=== Entries provided ===
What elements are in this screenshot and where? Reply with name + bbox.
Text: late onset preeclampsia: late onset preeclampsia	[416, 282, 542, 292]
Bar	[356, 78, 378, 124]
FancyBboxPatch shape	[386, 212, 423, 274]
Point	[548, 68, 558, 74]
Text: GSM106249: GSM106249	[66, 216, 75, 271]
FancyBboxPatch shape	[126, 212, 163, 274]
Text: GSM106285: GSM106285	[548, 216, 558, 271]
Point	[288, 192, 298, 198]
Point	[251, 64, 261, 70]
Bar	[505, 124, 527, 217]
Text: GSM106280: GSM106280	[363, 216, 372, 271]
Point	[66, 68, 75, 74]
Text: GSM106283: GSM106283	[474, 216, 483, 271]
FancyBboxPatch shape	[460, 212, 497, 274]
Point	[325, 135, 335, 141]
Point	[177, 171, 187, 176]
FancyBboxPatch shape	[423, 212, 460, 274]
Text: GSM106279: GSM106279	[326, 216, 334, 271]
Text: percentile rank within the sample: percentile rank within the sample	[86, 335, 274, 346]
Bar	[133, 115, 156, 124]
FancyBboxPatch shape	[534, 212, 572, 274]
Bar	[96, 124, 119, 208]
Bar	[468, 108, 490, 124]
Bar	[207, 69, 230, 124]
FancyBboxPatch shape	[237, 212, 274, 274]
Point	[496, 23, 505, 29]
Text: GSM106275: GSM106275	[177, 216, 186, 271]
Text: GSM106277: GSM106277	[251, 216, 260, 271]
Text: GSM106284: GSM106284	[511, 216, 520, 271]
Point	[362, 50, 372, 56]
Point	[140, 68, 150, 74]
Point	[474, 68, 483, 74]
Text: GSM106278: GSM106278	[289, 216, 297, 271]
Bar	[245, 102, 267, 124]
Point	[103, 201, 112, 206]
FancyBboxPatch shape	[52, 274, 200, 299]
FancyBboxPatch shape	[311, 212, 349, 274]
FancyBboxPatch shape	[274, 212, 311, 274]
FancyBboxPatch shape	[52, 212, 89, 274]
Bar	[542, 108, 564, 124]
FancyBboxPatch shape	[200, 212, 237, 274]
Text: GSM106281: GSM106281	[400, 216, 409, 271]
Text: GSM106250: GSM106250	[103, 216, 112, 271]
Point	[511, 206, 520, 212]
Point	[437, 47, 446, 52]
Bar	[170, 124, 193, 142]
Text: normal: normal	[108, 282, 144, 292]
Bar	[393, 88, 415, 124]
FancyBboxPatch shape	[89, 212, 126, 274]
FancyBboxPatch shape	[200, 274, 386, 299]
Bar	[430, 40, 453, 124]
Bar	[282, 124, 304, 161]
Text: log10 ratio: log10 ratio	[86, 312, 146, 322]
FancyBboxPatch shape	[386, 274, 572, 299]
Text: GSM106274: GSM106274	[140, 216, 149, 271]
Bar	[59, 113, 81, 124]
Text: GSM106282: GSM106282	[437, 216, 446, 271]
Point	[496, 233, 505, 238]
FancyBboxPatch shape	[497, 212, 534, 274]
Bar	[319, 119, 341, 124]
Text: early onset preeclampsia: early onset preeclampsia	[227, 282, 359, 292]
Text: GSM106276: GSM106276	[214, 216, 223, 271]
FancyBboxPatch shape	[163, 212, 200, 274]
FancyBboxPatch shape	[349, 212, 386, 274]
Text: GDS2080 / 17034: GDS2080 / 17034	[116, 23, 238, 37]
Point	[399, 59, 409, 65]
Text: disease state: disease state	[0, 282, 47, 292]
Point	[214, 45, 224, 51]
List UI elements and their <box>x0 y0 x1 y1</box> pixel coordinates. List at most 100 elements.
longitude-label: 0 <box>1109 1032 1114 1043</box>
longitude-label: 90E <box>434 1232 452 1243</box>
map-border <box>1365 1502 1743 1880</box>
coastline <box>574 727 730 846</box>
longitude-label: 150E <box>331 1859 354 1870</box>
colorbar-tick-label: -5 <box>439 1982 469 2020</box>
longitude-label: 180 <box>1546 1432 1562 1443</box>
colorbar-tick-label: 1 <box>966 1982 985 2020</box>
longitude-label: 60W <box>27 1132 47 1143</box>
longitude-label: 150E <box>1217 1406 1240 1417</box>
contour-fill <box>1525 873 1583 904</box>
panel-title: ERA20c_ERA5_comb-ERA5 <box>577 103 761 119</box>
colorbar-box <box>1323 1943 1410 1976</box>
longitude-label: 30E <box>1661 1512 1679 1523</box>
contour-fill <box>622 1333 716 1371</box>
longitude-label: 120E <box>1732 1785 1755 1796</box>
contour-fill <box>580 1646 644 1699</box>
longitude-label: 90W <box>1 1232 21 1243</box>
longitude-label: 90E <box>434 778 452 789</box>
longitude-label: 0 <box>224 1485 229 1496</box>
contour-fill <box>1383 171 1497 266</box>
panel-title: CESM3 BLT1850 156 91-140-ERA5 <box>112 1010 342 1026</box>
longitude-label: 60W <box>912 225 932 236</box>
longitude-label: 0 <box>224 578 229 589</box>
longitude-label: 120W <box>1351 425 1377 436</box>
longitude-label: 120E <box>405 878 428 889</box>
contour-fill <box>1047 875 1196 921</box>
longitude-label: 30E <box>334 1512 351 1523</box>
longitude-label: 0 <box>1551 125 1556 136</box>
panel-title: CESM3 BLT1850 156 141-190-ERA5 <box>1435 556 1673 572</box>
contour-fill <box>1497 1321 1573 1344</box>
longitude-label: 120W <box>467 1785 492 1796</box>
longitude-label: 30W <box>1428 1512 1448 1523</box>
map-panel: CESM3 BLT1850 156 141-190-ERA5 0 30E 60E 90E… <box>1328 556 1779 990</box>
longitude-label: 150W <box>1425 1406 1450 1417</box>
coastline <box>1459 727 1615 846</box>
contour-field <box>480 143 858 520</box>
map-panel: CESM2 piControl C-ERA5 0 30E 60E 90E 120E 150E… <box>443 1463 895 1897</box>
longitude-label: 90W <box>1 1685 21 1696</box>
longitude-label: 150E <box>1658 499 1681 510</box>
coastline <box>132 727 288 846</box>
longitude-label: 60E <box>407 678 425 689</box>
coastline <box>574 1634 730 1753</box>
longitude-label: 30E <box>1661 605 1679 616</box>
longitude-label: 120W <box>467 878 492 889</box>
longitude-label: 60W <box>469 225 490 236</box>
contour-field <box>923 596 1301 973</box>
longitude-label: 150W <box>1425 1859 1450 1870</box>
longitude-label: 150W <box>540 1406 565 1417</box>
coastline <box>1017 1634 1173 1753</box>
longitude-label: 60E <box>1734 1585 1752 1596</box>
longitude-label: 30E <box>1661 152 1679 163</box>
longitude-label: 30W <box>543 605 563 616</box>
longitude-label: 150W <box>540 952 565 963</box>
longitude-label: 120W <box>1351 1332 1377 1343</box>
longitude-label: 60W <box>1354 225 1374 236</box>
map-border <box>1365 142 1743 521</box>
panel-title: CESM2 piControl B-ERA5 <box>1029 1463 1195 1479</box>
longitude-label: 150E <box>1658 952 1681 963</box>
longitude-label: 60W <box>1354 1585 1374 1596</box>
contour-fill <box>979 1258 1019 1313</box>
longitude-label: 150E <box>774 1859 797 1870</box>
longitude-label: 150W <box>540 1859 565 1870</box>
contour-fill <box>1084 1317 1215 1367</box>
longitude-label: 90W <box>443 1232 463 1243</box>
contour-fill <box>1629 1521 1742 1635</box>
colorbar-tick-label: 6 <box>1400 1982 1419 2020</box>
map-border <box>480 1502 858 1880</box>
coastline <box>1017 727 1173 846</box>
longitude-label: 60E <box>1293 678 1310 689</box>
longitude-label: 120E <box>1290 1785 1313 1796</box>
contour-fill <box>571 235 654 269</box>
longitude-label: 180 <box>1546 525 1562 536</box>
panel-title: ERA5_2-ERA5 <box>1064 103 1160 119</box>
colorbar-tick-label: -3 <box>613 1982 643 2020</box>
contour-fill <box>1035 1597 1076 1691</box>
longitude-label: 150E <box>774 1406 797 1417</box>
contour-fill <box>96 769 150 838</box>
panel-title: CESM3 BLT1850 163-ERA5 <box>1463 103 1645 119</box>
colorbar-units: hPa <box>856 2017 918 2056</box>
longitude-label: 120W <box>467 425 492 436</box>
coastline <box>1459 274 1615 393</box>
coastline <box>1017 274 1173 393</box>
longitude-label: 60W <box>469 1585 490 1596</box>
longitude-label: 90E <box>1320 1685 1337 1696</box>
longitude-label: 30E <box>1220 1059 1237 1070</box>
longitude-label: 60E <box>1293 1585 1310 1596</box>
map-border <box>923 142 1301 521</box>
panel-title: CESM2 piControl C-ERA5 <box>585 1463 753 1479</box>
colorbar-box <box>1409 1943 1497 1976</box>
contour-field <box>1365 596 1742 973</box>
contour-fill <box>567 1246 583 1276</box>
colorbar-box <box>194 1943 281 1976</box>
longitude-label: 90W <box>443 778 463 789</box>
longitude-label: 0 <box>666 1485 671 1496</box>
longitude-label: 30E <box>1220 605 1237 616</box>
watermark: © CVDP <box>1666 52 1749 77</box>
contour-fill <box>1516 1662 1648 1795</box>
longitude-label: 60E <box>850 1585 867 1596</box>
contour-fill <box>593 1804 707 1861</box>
===
__The request__.
Convert the listing above into a Markdown table with columns "Row" and "Entry." Start at its first line and end with the line containing "68, 558, 74]", numbering each row and omitting blank lines.

__Result of the task__.
| Row | Entry |
|---|---|
| 1 | What elements are in this screenshot and where? Reply with name + bbox. |
| 2 | Text: late onset preeclampsia: late onset preeclampsia	[416, 282, 542, 292] |
| 3 | Bar	[356, 78, 378, 124] |
| 4 | FancyBboxPatch shape	[386, 212, 423, 274] |
| 5 | Point	[548, 68, 558, 74] |